## Problem set
1. Below is a write-up about cleaning a car's interior. Other than water, list every product and tool that it names for its cleaning method.
2. Pick up the car interior cleaning write-up below where it stops, and write the next part of it.

## Source document
-=-=-=-=-
Pretty much all the interior was treated the same way: Megs APC cut 10:1 (or 8:1 on really bad areas) sprayed onto the headlining/fabric/carpet with a pump-spray, agitated with a soft brush and then extracted using the vax. I had clean, warm (not hot!) water in the reservoir with a dash of Lilac fabric conditioner, just to help remove the odours and condition the material.

Headlining

½ done










This was the dirt removed just from the headlining. Hot chocolate anyone?










So on to the seats.

As you can see, the seats were in appalling condition…..










An action shot of the dirt being removed (God alone knows what was spilt here, I 'd rather not think about it…………….)










Front seat ½ the back done…..










…..1/2 the seat done……










……completed.










4 buckets of dirty water later and then on, dear friends, to the carpets…










Boot mat (50/50, well more like 60:40, but you get the idea…..)










Boot arches before and after



















Drivers footwell before……










…hoovered out…










…shampooed (twice!) and extracted.
-=-=-=-=-
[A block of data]
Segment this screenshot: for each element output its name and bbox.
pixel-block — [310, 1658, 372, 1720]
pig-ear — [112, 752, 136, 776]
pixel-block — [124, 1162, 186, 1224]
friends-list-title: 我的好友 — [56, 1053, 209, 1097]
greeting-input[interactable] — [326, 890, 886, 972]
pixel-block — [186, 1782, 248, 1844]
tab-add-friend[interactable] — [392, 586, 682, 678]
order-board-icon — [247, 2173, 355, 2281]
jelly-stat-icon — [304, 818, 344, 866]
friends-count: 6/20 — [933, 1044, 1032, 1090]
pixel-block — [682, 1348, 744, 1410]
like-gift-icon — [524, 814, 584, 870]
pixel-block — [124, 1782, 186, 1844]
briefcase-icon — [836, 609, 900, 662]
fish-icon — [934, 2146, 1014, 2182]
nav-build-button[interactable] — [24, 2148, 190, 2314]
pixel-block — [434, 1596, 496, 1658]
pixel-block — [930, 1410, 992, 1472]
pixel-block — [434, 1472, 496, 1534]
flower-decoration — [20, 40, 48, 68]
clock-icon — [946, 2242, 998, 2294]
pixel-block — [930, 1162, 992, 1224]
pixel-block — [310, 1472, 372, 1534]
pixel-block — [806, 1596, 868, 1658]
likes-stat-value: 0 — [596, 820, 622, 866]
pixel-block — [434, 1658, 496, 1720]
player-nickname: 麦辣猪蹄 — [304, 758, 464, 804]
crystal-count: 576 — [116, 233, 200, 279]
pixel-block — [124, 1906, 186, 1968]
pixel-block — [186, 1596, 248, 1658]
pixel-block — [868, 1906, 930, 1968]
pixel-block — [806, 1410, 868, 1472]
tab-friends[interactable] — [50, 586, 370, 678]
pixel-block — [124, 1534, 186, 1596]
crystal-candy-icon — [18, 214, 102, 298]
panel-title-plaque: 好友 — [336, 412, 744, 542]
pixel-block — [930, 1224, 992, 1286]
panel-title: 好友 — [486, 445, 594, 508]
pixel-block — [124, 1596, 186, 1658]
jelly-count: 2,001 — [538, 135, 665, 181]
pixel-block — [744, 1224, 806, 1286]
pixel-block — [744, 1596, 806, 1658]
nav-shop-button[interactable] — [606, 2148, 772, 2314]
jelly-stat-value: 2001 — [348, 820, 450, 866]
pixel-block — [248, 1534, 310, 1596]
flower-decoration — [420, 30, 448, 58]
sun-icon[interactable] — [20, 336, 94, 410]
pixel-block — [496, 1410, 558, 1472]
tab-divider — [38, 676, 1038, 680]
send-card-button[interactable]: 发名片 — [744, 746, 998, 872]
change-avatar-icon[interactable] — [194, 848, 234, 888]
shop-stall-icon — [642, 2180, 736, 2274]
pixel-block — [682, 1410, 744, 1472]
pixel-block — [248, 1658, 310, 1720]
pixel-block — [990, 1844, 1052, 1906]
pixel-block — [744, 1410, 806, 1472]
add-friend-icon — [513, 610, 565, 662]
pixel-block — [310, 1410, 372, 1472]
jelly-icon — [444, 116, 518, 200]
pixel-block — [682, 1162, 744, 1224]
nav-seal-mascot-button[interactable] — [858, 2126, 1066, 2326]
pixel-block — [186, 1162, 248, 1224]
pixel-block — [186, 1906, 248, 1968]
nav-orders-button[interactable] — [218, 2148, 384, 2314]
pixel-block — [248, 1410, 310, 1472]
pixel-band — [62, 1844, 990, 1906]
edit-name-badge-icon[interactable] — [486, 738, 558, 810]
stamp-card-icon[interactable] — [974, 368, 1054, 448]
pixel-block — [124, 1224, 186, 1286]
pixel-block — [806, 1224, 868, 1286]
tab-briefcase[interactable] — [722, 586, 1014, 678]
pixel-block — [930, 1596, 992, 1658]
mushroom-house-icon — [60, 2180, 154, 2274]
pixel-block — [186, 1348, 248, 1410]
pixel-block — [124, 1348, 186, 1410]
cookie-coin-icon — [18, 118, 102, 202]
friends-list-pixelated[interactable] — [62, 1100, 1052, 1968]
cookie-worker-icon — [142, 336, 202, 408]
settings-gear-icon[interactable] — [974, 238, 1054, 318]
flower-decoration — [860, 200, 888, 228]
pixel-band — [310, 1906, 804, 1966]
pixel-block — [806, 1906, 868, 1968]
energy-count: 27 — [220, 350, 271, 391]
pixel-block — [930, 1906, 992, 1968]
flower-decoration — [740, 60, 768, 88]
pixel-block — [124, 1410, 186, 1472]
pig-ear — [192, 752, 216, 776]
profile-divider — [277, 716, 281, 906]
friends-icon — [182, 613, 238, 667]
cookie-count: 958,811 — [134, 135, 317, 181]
-=-=-=-=-
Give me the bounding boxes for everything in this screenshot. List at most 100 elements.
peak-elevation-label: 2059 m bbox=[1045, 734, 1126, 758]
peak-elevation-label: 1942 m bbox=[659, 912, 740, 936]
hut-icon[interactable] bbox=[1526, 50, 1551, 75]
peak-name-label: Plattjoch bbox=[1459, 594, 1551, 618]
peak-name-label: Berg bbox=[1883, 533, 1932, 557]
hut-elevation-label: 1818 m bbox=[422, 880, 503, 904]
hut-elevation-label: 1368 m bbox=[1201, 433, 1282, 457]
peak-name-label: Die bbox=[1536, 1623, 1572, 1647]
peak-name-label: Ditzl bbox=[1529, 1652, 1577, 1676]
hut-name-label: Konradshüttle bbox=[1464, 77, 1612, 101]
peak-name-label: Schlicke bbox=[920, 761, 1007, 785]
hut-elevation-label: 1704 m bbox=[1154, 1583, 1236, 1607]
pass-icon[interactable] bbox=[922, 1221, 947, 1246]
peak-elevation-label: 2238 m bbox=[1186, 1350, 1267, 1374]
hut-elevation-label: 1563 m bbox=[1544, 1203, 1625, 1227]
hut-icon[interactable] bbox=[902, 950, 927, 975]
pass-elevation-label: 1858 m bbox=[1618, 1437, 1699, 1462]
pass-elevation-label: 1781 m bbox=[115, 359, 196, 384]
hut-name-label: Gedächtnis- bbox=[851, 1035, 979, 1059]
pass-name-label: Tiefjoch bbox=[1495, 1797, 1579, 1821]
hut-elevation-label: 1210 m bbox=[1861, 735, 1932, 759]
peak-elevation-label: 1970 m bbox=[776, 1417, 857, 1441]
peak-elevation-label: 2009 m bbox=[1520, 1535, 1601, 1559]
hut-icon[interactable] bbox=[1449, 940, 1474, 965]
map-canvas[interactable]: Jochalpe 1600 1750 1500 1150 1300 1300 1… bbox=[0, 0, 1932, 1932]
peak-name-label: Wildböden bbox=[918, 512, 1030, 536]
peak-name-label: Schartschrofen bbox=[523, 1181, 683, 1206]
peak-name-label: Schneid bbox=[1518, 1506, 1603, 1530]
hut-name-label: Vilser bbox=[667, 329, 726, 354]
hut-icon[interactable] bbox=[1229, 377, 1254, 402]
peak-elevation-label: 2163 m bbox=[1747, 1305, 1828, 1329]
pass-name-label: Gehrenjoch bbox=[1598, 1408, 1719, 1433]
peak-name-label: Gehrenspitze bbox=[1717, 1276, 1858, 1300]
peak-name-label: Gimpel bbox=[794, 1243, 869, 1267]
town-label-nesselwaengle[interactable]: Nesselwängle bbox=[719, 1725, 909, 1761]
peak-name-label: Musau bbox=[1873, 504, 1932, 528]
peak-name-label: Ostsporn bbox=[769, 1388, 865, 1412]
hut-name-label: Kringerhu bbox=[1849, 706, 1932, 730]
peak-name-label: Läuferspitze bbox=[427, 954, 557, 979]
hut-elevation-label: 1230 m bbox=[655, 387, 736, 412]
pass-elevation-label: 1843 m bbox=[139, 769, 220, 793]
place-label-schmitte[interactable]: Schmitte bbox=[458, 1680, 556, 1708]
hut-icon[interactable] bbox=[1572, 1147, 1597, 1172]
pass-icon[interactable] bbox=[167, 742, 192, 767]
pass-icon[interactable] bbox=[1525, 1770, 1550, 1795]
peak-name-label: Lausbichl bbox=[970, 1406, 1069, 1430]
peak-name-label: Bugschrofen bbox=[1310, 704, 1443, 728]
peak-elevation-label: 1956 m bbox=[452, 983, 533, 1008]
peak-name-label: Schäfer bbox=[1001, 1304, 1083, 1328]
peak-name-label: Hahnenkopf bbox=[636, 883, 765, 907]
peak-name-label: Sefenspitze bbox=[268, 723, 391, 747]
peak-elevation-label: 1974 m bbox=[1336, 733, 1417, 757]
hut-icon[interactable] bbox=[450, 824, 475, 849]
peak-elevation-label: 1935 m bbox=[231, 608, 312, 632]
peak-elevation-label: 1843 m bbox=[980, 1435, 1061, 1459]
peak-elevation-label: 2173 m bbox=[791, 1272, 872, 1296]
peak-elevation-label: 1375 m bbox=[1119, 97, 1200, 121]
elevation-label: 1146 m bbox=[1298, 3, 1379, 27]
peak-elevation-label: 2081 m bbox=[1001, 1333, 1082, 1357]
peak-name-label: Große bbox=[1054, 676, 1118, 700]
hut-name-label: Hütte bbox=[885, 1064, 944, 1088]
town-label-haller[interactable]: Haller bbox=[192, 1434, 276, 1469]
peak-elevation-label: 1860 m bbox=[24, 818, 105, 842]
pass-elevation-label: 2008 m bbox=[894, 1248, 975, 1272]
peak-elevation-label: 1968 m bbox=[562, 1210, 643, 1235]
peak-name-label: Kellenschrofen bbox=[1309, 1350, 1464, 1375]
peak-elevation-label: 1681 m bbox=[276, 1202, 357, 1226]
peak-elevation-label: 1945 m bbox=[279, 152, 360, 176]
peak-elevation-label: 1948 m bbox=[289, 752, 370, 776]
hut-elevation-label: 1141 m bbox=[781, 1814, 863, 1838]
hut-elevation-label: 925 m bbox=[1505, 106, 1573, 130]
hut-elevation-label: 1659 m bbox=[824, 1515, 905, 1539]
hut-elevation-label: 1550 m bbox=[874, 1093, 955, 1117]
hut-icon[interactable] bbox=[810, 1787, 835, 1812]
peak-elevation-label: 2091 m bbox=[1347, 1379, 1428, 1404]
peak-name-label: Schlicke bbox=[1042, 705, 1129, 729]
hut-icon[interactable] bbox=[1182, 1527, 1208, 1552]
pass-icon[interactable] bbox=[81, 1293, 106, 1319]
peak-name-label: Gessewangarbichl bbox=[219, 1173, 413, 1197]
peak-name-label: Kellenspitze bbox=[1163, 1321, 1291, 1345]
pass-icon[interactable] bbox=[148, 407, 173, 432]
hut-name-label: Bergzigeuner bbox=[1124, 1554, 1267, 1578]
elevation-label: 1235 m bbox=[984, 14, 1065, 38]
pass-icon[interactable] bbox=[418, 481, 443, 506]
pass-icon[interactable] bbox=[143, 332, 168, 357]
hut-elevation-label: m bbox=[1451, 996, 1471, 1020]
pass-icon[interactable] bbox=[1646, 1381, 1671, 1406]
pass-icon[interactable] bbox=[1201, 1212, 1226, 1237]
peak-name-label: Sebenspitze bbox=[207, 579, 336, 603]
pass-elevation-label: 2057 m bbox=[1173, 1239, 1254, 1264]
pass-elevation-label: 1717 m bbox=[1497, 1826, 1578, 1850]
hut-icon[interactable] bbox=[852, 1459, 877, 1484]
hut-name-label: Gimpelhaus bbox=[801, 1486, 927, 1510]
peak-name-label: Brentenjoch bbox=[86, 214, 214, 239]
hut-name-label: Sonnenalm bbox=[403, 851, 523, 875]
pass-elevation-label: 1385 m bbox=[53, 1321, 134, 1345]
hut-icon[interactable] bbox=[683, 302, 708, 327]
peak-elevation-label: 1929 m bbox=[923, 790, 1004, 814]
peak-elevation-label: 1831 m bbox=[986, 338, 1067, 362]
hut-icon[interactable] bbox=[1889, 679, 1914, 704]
-=-=-=-=-
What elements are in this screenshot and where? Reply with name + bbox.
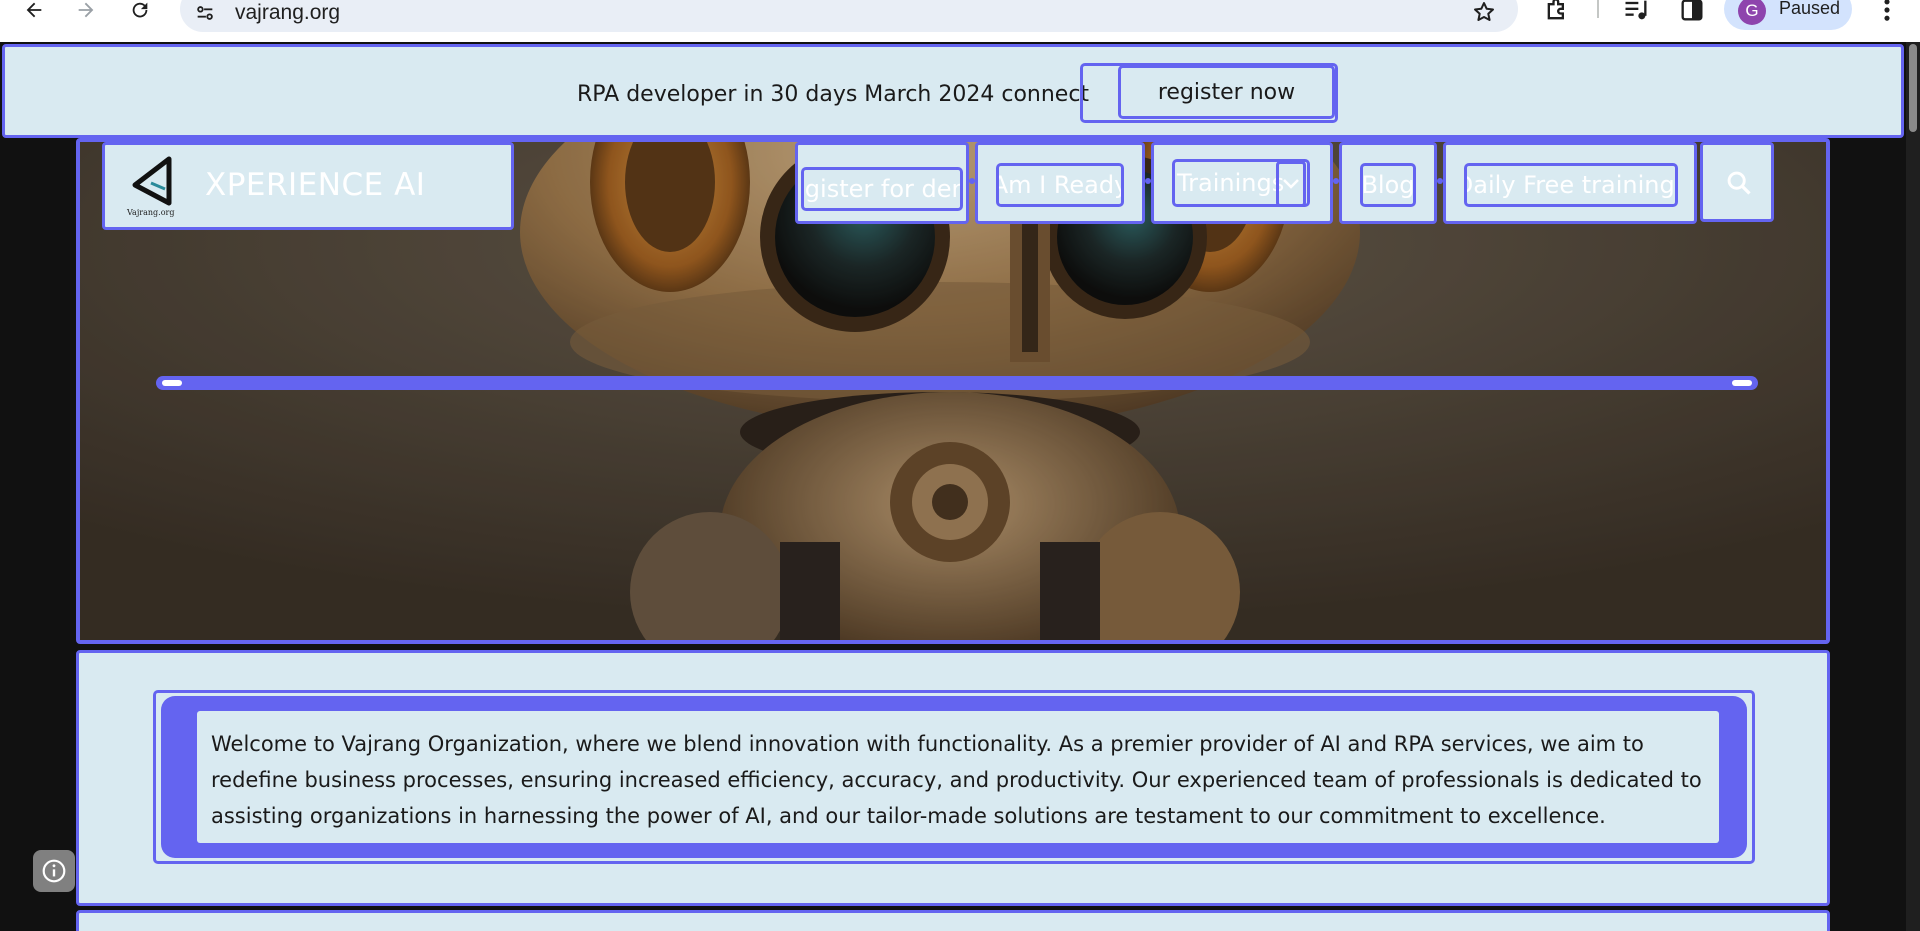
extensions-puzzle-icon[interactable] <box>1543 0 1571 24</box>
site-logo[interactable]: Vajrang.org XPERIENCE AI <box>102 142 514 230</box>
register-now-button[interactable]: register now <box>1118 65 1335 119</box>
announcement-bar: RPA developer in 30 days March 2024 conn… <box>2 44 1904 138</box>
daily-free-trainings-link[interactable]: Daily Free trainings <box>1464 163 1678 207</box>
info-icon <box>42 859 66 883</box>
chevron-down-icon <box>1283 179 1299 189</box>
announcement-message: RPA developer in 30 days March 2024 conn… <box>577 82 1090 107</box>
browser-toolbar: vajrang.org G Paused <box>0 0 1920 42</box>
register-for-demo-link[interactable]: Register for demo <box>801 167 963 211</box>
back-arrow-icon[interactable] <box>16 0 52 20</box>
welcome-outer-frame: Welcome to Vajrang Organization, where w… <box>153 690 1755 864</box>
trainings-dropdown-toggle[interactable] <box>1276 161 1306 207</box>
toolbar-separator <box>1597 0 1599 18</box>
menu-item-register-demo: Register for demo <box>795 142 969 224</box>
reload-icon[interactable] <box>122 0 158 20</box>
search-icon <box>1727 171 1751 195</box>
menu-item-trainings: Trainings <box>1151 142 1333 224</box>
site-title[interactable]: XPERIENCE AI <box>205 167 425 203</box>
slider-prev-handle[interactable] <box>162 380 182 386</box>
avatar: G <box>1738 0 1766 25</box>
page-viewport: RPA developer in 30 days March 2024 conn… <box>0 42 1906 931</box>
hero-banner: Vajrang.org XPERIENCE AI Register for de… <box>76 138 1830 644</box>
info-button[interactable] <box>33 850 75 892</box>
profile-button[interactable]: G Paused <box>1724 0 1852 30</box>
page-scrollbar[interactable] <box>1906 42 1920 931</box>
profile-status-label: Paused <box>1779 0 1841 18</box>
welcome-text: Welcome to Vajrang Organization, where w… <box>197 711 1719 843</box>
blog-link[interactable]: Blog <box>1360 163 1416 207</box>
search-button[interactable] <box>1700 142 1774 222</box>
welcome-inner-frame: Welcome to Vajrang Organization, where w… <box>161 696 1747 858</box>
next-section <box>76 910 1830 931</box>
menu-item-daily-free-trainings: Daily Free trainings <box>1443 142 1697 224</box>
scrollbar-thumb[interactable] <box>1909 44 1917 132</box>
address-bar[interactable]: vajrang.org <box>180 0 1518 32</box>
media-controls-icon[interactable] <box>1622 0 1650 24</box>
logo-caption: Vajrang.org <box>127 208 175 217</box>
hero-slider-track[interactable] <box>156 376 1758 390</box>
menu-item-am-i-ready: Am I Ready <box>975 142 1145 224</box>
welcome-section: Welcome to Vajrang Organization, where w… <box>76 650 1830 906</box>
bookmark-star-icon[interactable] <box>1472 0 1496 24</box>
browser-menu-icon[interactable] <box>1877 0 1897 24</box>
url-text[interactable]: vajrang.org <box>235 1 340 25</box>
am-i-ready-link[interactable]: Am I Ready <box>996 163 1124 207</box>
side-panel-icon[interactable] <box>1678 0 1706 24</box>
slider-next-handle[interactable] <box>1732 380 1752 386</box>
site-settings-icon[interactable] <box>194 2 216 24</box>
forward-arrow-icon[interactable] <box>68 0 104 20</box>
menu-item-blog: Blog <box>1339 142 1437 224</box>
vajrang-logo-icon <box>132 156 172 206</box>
-=-=-=-=-
## Results for each task
1.
- Megs APC
- pump-spray
- soft brush
- vax
- Lilac fabric conditioner

2.
----------



## Jules

Door cards.

Before.









This was a leaked pen in the drivers' door pocket. Megs APC a brisk scrubbing and extracted - all gone.



















This is what I really love about Megs APC. Spray it on, leave for a minute or two, agitate and you can see the dirt being lifted off the surface.










Note the green coating on the inside trim…










…gone










Finished door card (Speaker grill repaired)










Then on to the 'hard surfaces', starting with the boot, wiped down with Megs APC (still 10:1) and then finished with Megs NXT Tech Protect. (Sorry, no pics, I was racing to finish)

Door shuts and sills next and lesson #4. Do these before the rest of the interior, as the dirt flicked off them means you have to do the interior again. Megs APC cut 4:1 and agitated with a variety of brushes.

Befores and afters.



















So that's the interior finished, all that remained was for the seats to be put back in, some air freshener to be sprayed liberally around (CG's new car scent) and the windows to be cleaned with AG Fastglass.


----------



## Jules

On the exterior I started with the wheels, arches and under-sills. The amount of dirt build up was so great that I just jet-washed the arches to remove all the dried on dirt, and then sprayed with Megs APC (4:1) and scrubbed down, then jet-rinsed again.





































Hmmm, looks like cleaning up the drive is my next job……..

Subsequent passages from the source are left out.